Given exercise: Find every line below that contains the word "Tradizionali" and copy it out.

Input records:
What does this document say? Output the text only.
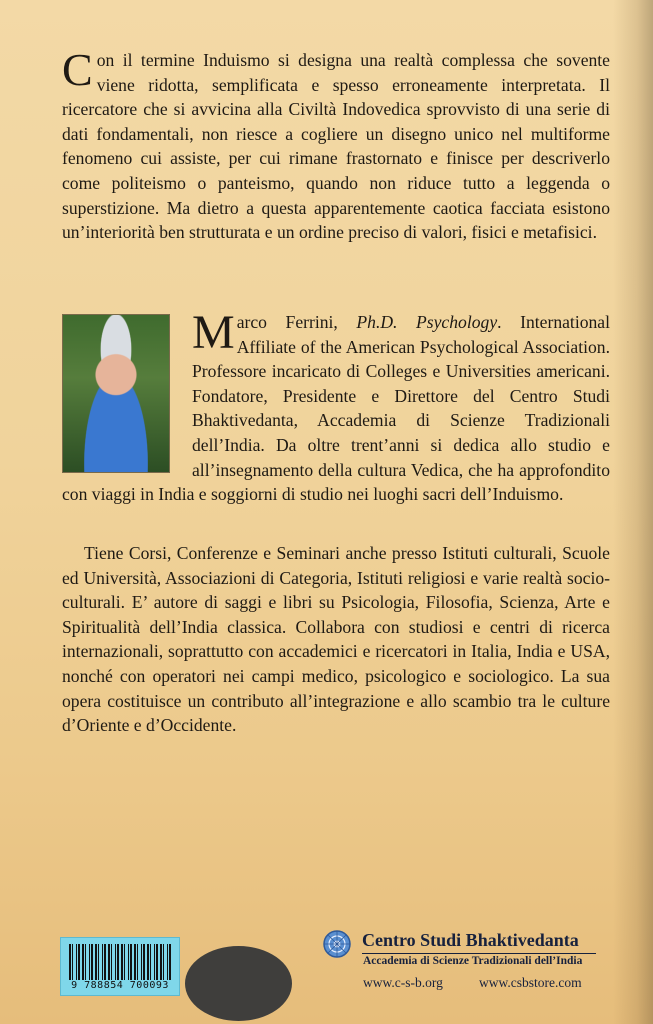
Con il termine Induismo si designa una realtà complessa che sovente viene ridotta, semplificata e spesso erroneamente interpretata. Il ricercatore che si avvicina alla Civiltà Indovedica sprovvisto di una serie di dati fondamentali, non riesce a cogliere un disegno unico nel multiforme fenomeno cui assiste, per cui rimane frastornato e finisce per descriverlo come politeismo o panteismo, quando non riduce tutto a leggenda o superstizione. Ma dietro a questa apparentemente caotica facciata esistono un’interiorità ben strutturata e un ordine preciso di valori, fisici e metafisici.

Marco Ferrini, Ph.D. Psychology. International Affiliate of the American Psychological Association. Professore incaricato di Colleges e Universities americani. Fondatore, Presidente e Direttore del Centro Studi Bhaktivedanta, Accademia di Scienze Tradizionali dell’India. Da oltre trent’anni si dedica allo studio e all’insegnamento della cultura Vedica, che ha approfondito con viaggi in India e soggiorni di studio nei luoghi sacri dell’Induismo.

Tiene Corsi, Conferenze e Seminari anche presso Istituti culturali, Scuole ed Università, Associazioni di Categoria, Istituti religiosi e varie realtà socio-culturali. E’ autore di saggi e libri su Psicologia, Filosofia, Scienza, Arte e Spiritualità dell’India classica. Collabora con studiosi e centri di ricerca internazionali, soprattutto con accademici e ricercatori in Italia, India e USA, nonché con operatori nei campi medico, psicologico e sociologico. La sua opera costituisce un contributo all’integrazione e allo scambio tra le culture d’Oriente e d’Occidente.

9 788854 700093
Centro Studi Bhaktivedanta
Accademia di Scienze Tradizionali dell’India
www.c-s-b.org	www.csbstore.com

Output for this exercise:
Marco Ferrini, Ph.D. Psychology. International Affiliate of the American Psychological Association. Professore incaricato di Colleges e Universities americani. Fondatore, Presidente e Direttore del Centro Studi Bhaktivedanta, Accademia di Scienze Tradizionali dell’India. Da oltre trent’anni si dedica allo studio e all’insegnamento della cultura Vedica, che ha approfondito con viaggi in India e soggiorni di studio nei luoghi sacri dell’Induismo.
Accademia di Scienze Tradizionali dell’India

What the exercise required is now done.